◆ PASSAGE GIVEN:
The forum is taken seriously by the SEC and its participants, including the NASAA, and leading small business and professional organizations. Recommendations often gain traction. For example, the forum first recommended reducing the Rule 144 holding period for Exchange Act reporting companies to six months, a rule which was passed in 2008. In 2015 the forum recommended increasing the financial thresholds for the smaller reporting company definition, and the SEC did indeed propose a change
On September 13, 2017, the SEC Advisory Committee on Small and Emerging Companies (the “Advisory Committee”) held its final meeting and issued its final report. The Committee was organized by the SEC for a two-year term to provide advice on SEC rules, regulations and policies regarding “its mission of protecting investors, maintaining fair, orderly and efficient markets and facilitating capital formation” as related to “(i) capital raising by emerging privately held small businesses and publicly traded companies with less than $250 million in public market capitalization; (ii) trading in the securities of such businesses and companies; and (iii) public reporting and corporate governance requirements to which such businesses and companies are subject.”

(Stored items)
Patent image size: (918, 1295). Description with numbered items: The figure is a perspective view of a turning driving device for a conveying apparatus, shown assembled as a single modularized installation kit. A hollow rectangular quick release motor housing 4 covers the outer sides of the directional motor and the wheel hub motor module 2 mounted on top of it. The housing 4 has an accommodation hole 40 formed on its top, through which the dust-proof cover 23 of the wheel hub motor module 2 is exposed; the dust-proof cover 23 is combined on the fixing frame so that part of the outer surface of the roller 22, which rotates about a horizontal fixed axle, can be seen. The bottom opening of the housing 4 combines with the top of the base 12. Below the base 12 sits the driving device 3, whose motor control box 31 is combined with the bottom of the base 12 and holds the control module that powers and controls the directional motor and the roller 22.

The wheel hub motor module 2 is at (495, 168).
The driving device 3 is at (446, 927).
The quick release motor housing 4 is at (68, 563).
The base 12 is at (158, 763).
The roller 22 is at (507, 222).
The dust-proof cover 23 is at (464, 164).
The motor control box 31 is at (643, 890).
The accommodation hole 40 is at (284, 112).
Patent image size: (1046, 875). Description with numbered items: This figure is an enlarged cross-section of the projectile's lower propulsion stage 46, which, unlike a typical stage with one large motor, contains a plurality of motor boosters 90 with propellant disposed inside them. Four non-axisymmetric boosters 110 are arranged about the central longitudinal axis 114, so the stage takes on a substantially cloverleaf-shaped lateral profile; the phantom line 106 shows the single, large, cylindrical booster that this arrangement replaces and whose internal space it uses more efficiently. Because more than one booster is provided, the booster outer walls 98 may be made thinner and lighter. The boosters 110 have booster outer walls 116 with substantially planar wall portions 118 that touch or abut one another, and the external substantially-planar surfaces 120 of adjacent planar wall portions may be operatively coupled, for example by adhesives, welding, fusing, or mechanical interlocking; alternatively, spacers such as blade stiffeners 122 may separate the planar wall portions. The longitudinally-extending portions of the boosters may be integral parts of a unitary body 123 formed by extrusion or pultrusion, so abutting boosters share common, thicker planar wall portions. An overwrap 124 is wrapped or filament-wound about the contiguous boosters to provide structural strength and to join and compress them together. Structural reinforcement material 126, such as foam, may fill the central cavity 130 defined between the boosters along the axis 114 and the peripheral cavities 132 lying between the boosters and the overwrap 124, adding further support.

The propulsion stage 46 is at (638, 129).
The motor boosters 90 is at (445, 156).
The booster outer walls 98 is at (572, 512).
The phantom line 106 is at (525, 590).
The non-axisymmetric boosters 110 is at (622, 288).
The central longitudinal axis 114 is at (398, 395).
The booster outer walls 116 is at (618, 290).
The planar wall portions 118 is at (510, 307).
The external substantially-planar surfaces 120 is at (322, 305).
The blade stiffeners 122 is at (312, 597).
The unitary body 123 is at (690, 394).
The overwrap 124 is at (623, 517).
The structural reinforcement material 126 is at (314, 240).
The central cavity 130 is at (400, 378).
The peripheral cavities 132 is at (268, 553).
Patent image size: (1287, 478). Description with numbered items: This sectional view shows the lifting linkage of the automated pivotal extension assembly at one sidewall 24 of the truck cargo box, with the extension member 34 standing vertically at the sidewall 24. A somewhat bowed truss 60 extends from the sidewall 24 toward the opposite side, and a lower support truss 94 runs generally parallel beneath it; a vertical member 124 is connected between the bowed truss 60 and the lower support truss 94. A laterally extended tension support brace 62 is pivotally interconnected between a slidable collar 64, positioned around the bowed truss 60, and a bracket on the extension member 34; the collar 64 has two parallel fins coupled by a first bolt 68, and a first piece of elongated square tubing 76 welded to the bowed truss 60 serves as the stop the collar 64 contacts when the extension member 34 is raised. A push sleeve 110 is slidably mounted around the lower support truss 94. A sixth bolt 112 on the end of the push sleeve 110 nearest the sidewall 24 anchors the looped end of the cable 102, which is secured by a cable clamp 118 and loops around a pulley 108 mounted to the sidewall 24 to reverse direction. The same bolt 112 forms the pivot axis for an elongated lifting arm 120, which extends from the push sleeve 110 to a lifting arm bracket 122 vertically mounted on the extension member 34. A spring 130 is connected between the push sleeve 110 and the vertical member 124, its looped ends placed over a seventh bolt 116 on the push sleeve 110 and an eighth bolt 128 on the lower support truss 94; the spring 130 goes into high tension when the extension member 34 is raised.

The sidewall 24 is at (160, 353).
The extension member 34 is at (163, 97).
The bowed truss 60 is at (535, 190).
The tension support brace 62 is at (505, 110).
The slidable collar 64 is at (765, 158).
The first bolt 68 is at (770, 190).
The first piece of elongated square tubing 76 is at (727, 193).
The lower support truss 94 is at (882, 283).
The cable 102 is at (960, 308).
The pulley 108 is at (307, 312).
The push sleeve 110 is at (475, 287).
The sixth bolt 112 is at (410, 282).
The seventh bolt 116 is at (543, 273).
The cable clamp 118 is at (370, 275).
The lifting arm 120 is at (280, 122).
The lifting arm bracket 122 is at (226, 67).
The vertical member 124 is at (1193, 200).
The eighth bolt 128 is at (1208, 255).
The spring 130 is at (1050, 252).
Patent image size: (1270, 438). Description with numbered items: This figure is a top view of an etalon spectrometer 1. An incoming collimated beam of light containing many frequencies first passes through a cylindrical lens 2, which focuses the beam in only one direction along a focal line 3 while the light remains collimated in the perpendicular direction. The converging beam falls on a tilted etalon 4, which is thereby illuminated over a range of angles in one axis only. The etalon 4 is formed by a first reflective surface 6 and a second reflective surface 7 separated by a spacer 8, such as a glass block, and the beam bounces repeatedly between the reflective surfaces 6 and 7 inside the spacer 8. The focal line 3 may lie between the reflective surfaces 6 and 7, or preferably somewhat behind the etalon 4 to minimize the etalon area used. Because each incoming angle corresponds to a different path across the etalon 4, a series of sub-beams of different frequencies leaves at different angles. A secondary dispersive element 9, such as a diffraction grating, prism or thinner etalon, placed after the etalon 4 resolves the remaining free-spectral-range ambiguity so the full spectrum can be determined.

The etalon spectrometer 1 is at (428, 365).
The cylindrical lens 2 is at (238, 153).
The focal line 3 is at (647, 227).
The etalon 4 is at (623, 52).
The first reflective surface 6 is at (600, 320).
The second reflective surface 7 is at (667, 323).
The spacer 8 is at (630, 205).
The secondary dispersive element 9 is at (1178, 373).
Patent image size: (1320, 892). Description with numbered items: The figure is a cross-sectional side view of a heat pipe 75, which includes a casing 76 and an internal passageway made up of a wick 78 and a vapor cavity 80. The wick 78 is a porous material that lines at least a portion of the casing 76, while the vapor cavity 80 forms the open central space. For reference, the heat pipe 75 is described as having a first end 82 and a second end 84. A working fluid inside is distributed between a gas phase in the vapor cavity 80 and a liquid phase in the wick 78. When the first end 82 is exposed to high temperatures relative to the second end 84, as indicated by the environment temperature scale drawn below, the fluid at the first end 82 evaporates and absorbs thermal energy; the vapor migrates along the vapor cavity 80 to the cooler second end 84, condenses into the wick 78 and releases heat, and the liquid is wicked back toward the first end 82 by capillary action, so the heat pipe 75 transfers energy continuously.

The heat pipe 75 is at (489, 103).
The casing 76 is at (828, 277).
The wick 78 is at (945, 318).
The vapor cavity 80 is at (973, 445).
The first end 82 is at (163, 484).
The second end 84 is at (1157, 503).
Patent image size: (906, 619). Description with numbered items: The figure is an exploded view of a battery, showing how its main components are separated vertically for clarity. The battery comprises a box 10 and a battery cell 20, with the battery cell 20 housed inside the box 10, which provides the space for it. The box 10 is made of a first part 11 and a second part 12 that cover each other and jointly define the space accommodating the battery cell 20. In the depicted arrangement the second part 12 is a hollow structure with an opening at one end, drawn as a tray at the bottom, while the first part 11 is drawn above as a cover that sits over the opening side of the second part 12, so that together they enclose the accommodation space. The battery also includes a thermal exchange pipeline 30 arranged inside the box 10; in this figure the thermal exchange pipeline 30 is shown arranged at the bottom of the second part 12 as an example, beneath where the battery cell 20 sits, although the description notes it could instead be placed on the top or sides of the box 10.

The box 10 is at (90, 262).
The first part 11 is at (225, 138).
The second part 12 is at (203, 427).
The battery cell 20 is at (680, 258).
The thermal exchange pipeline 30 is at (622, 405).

◆ TASK DESCRIPTION: In the passage on SEC advisory groups, rewrite the paragraph beginning "On September 13, 2017" as a short bulleted list that keeps its main facts.

◆ SOLUTION FOR THIS TASK:
- On September 13, 2017, the SEC Advisory Committee on Small and Emerging Companies held its final meeting and issued its final report.
- The SEC organized the Committee for a two-year term to advise on SEC rules, regulations and policies. That advice related to the SEC's mission of protecting investors, maintaining fair, orderly and efficient markets and facilitating capital formation.
- The advice covered capital raising by emerging privately held small businesses and by publicly traded companies with less than $250 million in public market capitalization.
- It also covered trading in those companies' securities.
- It also covered the public reporting and corporate governance requirements that apply to those companies.